PROVIDED ENTRIES —
━━━━━━━━━━━━━━━━━━━━

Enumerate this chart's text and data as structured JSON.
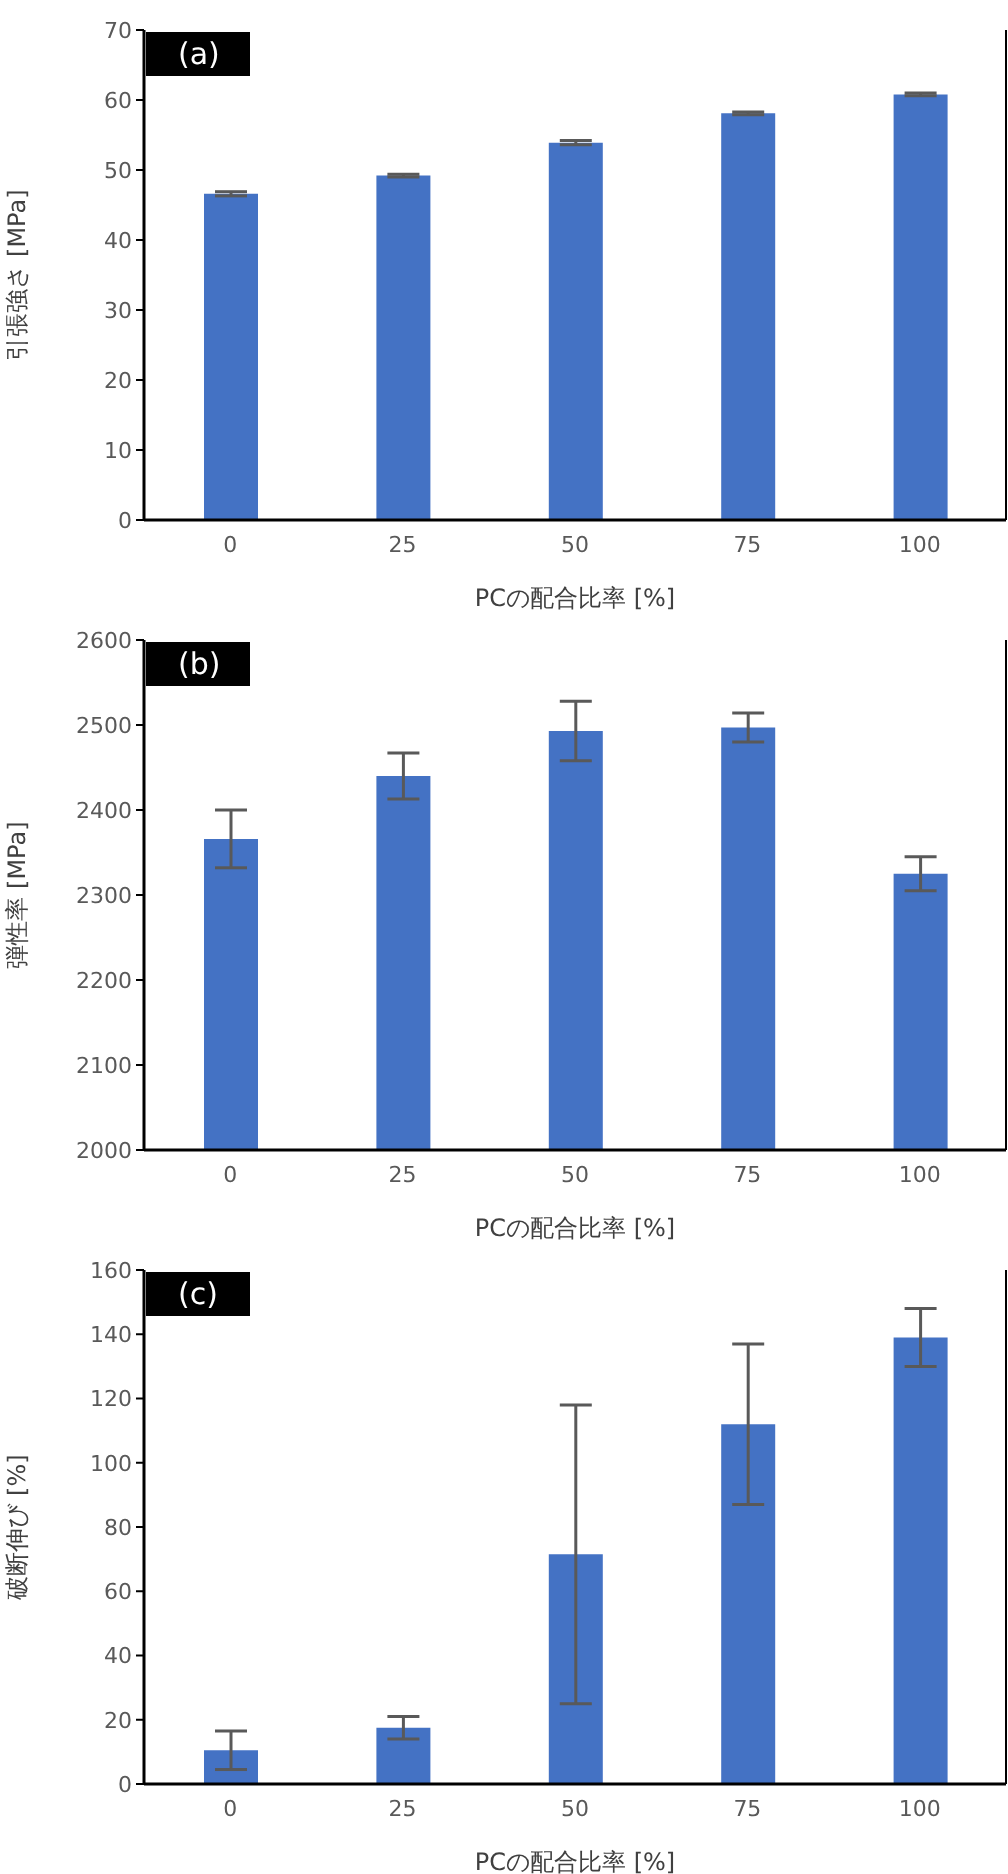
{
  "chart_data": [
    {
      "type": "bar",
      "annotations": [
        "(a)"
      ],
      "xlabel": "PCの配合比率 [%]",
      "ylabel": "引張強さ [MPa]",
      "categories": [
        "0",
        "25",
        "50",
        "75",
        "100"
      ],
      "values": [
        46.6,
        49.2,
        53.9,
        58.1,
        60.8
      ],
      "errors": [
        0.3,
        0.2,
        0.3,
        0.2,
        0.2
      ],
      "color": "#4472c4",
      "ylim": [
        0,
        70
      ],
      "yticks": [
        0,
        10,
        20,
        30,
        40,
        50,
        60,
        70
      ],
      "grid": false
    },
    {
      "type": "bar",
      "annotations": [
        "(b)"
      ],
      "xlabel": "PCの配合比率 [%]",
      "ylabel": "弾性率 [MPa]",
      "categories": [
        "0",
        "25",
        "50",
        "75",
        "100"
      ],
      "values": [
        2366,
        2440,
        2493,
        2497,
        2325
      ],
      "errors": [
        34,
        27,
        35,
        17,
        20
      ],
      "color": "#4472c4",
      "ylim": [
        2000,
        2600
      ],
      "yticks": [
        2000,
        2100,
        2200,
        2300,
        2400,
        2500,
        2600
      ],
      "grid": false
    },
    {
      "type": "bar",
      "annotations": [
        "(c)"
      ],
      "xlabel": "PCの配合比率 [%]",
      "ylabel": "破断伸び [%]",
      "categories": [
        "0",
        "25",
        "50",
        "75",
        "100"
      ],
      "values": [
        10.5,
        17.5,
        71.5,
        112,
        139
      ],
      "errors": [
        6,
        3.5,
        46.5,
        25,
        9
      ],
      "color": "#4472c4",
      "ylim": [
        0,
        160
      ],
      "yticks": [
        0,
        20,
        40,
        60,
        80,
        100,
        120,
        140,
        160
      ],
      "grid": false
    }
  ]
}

━━━━━━━━━━━━━━━━━━━━

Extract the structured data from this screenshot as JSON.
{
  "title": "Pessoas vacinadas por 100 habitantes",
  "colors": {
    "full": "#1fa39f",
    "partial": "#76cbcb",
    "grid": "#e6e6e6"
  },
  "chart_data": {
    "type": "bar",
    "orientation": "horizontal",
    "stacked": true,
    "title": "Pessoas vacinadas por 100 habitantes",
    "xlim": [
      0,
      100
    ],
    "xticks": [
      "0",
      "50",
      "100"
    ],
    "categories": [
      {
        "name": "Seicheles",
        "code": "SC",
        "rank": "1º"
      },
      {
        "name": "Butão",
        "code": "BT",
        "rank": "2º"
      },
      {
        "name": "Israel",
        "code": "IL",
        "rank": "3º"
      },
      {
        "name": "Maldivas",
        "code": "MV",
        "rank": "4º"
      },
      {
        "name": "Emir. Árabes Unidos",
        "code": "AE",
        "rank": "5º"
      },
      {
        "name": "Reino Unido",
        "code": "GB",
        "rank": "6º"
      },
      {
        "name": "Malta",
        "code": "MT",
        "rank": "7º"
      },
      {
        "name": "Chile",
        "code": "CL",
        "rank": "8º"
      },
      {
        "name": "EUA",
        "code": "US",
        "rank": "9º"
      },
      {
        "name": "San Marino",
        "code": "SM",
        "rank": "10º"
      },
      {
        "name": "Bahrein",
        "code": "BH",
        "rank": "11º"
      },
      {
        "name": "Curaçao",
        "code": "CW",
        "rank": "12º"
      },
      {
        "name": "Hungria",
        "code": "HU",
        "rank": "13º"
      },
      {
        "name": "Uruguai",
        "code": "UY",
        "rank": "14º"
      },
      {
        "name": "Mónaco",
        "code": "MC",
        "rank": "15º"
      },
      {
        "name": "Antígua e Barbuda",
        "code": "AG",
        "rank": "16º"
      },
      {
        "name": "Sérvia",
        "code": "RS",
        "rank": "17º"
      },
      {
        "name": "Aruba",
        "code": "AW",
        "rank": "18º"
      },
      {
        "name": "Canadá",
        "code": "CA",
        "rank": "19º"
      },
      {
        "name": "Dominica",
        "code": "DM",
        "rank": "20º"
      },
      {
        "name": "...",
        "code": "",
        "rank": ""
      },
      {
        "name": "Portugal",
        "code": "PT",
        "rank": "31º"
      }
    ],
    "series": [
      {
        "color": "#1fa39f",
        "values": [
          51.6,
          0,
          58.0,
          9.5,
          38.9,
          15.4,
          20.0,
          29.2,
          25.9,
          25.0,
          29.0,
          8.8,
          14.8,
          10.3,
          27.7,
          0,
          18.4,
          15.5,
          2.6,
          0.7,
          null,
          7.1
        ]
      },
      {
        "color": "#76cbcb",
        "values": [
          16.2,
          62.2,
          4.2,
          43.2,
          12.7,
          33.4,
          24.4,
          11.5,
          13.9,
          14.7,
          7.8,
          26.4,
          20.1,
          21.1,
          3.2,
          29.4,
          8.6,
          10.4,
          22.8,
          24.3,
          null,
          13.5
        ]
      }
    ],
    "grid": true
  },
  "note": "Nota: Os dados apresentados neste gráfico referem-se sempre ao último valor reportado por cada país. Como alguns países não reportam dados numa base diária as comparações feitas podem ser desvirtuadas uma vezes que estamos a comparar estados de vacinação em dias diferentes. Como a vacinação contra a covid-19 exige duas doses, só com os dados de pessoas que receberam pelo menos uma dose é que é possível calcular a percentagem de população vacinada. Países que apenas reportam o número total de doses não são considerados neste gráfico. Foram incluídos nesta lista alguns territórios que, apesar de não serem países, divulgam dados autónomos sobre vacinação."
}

━━━━━━━━━━━━━━━━━━━━

GIVEN PROBLEM —
Look over the listing above. Pick out and copy every line that includes "structured".

ANSWER TO THE TASK —
Enumerate this chart's text and data as structured JSON.
Extract the structured data from this screenshot as JSON.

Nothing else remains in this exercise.